§ BRIEF: Reproduce the material word for word, from its first line through the line containing "auto-select-dropdown[interactable]: 图层 ▼", with both of those lines included.

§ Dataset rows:
· · · · · · ·
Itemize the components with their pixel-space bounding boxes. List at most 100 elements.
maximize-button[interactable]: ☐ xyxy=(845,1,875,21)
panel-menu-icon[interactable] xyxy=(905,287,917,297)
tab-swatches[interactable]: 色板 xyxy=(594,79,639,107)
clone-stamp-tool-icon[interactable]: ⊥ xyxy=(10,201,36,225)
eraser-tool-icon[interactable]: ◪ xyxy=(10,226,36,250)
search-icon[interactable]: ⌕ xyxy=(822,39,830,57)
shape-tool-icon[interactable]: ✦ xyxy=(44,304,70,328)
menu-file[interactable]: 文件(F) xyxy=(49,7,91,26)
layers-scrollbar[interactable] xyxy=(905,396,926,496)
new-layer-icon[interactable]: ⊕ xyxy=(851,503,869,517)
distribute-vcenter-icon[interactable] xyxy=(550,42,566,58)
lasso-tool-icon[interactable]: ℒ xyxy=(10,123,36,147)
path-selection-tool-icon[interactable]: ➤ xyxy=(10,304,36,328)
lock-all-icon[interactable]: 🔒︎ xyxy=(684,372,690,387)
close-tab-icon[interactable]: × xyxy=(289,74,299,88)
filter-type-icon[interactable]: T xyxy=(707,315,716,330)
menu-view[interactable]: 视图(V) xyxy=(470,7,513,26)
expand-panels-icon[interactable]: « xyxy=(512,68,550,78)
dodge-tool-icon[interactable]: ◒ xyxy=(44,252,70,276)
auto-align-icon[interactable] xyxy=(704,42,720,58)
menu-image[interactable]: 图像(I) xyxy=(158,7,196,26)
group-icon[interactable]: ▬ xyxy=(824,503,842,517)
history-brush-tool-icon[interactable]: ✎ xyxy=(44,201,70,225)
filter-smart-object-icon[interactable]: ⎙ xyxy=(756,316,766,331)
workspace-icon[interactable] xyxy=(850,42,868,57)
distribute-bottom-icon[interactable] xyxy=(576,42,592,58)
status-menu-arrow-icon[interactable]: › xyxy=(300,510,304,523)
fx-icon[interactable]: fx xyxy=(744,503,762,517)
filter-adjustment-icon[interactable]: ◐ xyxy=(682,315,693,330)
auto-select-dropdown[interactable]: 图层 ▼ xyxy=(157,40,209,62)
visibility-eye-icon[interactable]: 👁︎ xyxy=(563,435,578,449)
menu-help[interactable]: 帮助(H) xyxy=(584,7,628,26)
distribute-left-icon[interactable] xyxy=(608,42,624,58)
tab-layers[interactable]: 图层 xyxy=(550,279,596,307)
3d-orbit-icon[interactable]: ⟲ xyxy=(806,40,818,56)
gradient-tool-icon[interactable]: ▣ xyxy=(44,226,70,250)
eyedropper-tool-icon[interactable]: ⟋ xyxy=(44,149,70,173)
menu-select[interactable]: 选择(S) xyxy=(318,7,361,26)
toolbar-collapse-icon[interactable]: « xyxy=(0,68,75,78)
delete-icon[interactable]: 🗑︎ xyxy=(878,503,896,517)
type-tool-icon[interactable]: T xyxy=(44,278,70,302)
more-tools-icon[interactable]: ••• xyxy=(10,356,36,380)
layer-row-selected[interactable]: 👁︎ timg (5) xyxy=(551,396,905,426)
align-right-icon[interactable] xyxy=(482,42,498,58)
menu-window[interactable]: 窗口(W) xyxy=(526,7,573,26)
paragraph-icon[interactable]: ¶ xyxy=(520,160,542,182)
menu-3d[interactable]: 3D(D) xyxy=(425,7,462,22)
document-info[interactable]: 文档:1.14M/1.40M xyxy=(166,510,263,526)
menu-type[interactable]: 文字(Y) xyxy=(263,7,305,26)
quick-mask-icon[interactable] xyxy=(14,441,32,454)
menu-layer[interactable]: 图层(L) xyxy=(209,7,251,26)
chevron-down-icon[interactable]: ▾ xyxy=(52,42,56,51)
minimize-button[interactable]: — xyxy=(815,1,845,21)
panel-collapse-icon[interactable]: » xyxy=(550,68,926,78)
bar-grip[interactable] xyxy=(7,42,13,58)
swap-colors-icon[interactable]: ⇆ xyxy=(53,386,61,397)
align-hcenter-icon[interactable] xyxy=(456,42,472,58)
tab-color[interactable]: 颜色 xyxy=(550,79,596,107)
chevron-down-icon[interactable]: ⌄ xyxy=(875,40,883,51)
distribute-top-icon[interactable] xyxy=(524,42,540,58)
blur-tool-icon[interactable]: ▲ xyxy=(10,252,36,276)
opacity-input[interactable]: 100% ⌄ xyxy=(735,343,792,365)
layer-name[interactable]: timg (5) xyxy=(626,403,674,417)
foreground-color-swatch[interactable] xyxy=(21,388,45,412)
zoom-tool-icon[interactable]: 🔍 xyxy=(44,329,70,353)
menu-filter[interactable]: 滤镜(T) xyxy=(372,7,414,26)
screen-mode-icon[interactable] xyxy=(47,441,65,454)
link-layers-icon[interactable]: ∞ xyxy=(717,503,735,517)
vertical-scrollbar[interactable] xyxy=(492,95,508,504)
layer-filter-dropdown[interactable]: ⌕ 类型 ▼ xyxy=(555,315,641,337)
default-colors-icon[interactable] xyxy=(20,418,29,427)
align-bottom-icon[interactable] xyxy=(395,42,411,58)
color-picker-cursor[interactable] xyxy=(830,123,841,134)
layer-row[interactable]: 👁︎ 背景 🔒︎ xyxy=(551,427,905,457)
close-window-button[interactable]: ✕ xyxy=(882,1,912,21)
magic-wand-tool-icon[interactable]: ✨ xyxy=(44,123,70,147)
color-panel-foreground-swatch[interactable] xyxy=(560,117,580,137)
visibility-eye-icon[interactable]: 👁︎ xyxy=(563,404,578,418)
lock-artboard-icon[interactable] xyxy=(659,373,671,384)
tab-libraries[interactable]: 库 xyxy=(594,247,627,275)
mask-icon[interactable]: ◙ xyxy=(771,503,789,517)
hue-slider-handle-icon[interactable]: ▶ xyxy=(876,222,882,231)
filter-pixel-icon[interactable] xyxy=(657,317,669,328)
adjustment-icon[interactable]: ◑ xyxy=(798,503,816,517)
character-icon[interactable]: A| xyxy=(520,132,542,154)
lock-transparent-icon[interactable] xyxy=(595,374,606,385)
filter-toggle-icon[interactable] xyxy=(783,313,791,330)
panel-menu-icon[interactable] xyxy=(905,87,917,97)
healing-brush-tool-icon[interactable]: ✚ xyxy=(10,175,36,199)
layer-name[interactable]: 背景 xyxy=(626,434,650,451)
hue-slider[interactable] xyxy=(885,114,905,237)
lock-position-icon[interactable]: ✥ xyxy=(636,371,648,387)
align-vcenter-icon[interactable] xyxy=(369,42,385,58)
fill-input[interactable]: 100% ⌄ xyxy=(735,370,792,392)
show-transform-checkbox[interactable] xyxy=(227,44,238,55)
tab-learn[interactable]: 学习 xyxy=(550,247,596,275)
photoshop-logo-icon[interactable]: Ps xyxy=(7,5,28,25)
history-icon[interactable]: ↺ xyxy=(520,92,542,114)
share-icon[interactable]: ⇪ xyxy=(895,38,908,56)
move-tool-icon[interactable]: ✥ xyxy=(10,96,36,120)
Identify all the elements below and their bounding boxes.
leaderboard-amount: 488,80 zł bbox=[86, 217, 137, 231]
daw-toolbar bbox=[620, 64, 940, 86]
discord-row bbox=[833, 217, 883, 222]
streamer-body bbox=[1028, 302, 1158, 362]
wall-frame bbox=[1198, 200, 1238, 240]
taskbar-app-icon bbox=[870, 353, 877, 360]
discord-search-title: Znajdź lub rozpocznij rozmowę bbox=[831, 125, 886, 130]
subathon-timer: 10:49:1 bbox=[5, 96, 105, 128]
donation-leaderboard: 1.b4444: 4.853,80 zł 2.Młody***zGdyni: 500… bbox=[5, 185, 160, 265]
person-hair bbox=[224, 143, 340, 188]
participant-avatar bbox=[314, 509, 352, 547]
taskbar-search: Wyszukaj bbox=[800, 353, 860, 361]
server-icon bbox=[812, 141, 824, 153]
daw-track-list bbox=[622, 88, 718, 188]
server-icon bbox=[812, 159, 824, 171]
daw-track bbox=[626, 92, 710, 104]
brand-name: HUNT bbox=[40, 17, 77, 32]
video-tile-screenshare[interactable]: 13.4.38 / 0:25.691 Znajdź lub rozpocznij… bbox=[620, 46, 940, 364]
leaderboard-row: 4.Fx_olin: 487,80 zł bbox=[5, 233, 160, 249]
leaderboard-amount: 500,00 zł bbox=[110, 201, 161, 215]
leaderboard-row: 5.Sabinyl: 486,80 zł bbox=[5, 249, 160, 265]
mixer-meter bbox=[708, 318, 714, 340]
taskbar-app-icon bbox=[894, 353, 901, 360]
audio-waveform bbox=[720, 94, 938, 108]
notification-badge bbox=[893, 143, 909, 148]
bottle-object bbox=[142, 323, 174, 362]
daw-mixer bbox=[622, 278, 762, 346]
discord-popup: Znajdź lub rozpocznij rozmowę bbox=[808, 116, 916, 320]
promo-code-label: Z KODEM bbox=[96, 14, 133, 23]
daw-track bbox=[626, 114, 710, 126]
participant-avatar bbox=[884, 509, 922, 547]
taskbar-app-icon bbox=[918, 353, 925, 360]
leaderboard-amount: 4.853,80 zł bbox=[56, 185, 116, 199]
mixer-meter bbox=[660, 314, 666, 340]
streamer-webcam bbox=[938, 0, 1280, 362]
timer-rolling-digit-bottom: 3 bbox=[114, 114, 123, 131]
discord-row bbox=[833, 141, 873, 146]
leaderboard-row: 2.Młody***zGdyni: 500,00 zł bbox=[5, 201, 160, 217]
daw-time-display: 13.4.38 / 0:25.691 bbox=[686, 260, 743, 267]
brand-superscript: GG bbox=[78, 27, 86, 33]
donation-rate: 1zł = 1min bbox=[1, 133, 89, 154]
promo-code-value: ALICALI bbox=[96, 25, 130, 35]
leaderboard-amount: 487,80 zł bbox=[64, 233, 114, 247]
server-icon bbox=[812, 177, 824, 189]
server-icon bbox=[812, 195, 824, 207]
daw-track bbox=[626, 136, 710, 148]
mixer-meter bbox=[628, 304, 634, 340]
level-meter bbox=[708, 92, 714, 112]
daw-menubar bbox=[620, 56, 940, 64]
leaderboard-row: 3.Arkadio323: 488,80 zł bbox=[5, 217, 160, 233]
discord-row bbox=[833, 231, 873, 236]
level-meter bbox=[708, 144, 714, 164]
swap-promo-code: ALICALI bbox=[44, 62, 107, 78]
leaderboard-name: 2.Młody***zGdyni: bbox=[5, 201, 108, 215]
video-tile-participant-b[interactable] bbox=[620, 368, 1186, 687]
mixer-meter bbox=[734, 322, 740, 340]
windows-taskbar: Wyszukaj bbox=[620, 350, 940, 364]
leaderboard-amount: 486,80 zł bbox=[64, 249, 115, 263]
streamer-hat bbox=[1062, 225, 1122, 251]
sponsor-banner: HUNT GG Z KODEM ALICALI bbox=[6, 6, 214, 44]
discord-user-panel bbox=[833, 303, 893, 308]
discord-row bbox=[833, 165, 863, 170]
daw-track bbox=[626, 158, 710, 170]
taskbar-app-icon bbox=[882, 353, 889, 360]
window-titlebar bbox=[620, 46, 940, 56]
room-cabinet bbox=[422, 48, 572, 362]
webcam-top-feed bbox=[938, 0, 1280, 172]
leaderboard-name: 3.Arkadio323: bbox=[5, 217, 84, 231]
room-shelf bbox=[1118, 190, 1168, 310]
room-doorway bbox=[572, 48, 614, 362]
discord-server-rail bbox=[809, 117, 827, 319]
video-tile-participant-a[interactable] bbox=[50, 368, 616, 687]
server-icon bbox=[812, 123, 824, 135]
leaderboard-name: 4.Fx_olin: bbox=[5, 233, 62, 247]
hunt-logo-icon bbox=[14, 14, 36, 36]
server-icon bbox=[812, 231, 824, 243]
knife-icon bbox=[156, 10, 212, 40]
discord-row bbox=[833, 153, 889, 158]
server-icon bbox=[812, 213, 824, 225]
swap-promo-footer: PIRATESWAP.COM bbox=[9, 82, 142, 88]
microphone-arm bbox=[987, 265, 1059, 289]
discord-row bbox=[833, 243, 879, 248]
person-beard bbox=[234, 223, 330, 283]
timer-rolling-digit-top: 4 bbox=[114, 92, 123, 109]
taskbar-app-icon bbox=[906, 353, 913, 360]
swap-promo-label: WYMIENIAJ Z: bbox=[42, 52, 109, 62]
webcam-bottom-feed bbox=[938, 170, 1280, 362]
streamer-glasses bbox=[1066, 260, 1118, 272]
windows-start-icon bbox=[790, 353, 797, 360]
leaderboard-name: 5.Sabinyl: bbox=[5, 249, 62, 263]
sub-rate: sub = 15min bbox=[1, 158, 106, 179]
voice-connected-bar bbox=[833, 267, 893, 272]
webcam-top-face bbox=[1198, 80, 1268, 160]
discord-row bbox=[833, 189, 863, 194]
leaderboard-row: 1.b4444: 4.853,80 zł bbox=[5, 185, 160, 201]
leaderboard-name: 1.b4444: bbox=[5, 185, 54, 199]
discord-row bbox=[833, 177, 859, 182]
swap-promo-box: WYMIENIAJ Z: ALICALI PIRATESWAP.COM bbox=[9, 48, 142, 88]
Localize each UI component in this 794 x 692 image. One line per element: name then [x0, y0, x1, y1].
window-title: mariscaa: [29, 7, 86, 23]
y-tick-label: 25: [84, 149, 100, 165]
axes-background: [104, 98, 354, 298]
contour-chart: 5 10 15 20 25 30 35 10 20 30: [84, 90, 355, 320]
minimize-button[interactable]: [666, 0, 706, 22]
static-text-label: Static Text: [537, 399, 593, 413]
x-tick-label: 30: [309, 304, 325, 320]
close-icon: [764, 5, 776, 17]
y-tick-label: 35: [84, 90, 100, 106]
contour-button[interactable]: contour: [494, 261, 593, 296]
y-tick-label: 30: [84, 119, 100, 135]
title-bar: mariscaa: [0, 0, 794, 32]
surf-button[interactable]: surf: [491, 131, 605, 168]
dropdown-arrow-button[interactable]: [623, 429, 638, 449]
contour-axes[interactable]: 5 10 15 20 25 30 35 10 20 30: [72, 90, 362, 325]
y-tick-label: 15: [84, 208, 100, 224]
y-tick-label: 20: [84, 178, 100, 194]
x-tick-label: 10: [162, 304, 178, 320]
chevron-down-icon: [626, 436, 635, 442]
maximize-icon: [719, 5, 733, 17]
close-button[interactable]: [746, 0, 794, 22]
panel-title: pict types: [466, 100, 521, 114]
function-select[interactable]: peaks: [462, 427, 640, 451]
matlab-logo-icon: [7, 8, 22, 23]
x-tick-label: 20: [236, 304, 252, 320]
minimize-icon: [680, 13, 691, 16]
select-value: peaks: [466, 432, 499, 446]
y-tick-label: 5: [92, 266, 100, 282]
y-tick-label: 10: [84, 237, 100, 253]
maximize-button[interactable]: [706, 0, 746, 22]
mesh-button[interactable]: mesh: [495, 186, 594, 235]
· · · · · · ·
§ EXERCISE SOLUTION:
Itemize the components with their pixel-space bounding boxes. List at most 100 elements.
maximize-button[interactable]: ☐ xyxy=(845,1,875,21)
panel-menu-icon[interactable] xyxy=(905,287,917,297)
tab-swatches[interactable]: 色板 xyxy=(594,79,639,107)
clone-stamp-tool-icon[interactable]: ⊥ xyxy=(10,201,36,225)
eraser-tool-icon[interactable]: ◪ xyxy=(10,226,36,250)
search-icon[interactable]: ⌕ xyxy=(822,39,830,57)
shape-tool-icon[interactable]: ✦ xyxy=(44,304,70,328)
menu-file[interactable]: 文件(F) xyxy=(49,7,91,26)
layers-scrollbar[interactable] xyxy=(905,396,926,496)
new-layer-icon[interactable]: ⊕ xyxy=(851,503,869,517)
distribute-vcenter-icon[interactable] xyxy=(550,42,566,58)
lasso-tool-icon[interactable]: ℒ xyxy=(10,123,36,147)
path-selection-tool-icon[interactable]: ➤ xyxy=(10,304,36,328)
lock-all-icon[interactable]: 🔒︎ xyxy=(684,372,690,387)
close-tab-icon[interactable]: × xyxy=(289,74,299,88)
filter-type-icon[interactable]: T xyxy=(707,315,716,330)
menu-view[interactable]: 视图(V) xyxy=(470,7,513,26)
expand-panels-icon[interactable]: « xyxy=(512,68,550,78)
dodge-tool-icon[interactable]: ◒ xyxy=(44,252,70,276)
auto-align-icon[interactable] xyxy=(704,42,720,58)
menu-image[interactable]: 图像(I) xyxy=(158,7,196,26)
group-icon[interactable]: ▬ xyxy=(824,503,842,517)
history-brush-tool-icon[interactable]: ✎ xyxy=(44,201,70,225)
filter-smart-object-icon[interactable]: ⎙ xyxy=(756,316,766,331)
workspace-icon[interactable] xyxy=(850,42,868,57)
distribute-bottom-icon[interactable] xyxy=(576,42,592,58)
status-menu-arrow-icon[interactable]: › xyxy=(300,510,304,523)
fx-icon[interactable]: fx xyxy=(744,503,762,517)
filter-adjustment-icon[interactable]: ◐ xyxy=(682,315,693,330)
auto-select-dropdown[interactable]: 图层 ▼ xyxy=(157,40,209,62)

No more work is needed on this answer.